» Exercise requirements
From the entries below, extract every line that includes the word "this".

» Provided records
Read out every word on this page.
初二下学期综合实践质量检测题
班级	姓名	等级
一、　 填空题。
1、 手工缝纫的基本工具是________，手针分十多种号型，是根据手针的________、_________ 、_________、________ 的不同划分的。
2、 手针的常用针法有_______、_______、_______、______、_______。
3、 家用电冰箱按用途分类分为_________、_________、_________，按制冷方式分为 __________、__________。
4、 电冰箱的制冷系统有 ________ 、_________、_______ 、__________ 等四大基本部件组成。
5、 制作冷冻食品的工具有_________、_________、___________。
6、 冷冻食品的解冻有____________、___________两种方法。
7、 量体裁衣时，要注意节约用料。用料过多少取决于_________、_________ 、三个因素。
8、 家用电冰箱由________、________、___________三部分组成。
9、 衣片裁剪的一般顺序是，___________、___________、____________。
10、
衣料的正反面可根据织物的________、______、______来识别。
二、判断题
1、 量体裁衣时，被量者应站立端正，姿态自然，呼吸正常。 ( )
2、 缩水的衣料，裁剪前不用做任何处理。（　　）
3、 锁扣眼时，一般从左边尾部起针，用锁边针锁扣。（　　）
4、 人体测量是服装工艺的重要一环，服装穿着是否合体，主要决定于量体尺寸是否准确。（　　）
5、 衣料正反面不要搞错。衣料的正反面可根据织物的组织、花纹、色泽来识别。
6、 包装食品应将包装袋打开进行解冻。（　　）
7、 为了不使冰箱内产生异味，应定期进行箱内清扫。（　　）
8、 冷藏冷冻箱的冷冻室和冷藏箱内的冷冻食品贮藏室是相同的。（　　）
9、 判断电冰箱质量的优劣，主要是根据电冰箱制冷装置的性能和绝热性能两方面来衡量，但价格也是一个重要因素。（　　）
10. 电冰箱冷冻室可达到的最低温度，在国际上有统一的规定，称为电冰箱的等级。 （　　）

--

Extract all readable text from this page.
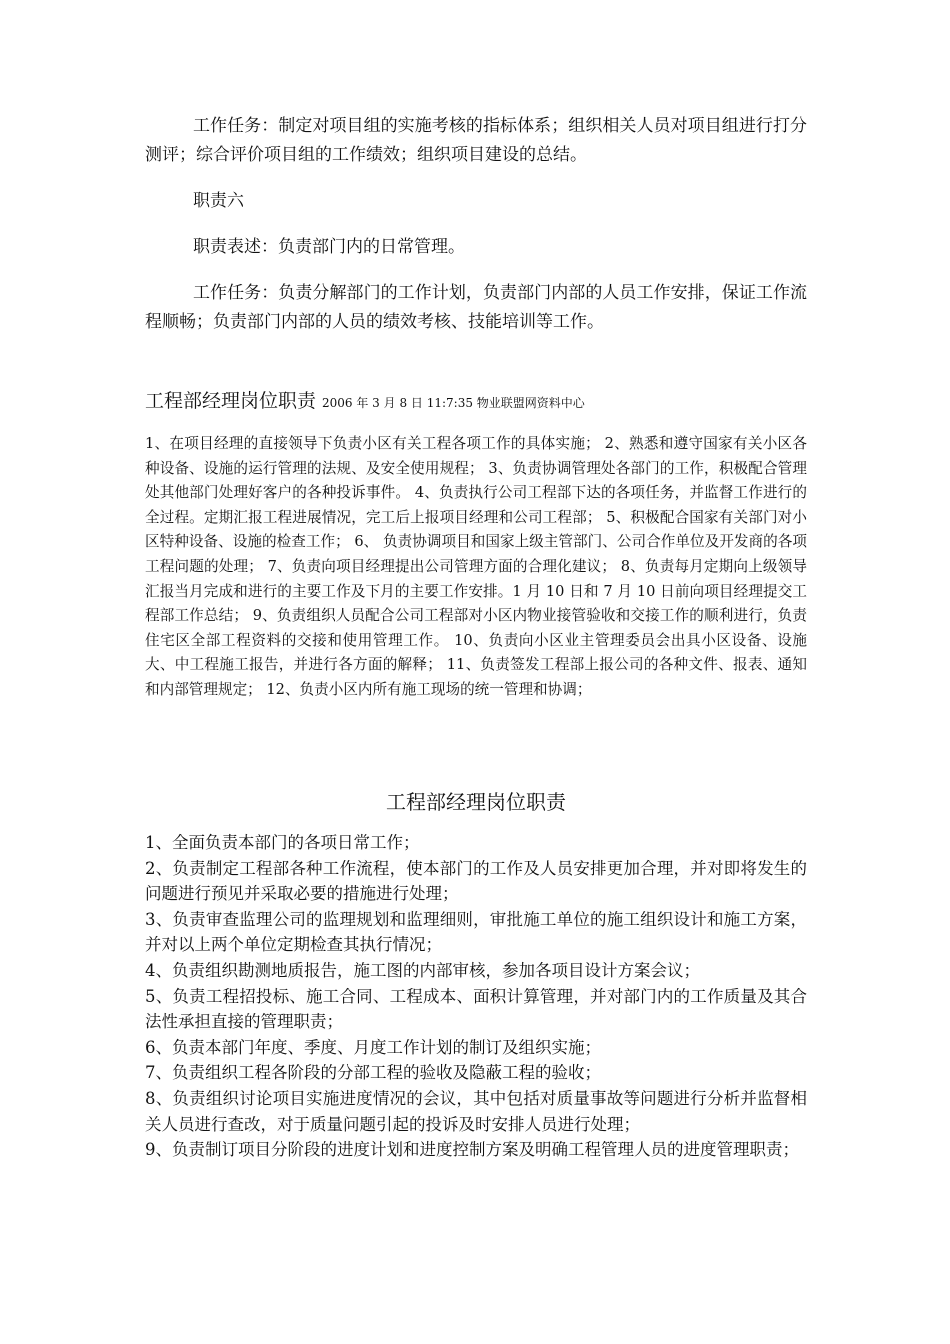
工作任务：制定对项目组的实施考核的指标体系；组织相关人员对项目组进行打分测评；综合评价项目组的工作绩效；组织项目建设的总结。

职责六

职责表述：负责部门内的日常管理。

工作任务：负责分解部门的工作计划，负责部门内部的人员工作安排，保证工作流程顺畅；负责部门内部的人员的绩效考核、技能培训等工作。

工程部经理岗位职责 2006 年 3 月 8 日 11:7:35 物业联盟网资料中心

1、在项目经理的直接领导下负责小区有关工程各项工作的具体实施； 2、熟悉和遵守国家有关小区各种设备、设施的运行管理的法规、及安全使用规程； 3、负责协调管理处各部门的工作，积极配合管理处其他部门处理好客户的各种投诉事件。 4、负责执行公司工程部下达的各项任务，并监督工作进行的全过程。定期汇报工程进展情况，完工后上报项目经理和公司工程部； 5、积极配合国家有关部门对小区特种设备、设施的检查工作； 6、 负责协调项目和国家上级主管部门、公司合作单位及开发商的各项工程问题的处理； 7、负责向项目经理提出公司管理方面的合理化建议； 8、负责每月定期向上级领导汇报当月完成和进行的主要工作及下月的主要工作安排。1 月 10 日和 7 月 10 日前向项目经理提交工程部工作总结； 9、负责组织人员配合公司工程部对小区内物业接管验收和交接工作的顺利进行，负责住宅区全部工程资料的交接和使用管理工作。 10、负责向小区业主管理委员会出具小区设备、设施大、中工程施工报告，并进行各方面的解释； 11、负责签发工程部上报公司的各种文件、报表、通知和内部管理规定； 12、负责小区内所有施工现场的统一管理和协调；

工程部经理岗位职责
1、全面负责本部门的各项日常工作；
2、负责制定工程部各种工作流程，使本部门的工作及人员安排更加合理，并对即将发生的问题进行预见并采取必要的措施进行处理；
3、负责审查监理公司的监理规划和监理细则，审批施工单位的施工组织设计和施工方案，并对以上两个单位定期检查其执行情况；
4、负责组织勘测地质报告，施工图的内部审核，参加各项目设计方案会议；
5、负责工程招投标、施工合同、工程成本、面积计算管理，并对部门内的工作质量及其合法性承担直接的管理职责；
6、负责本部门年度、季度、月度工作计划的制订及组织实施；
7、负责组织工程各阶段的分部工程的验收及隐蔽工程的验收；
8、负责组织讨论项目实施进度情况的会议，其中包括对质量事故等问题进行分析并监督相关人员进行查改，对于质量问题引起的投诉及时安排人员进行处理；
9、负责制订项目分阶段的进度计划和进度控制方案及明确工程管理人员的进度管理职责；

» Exercise answer
Read out every word on this page.
Extract all readable text from this page.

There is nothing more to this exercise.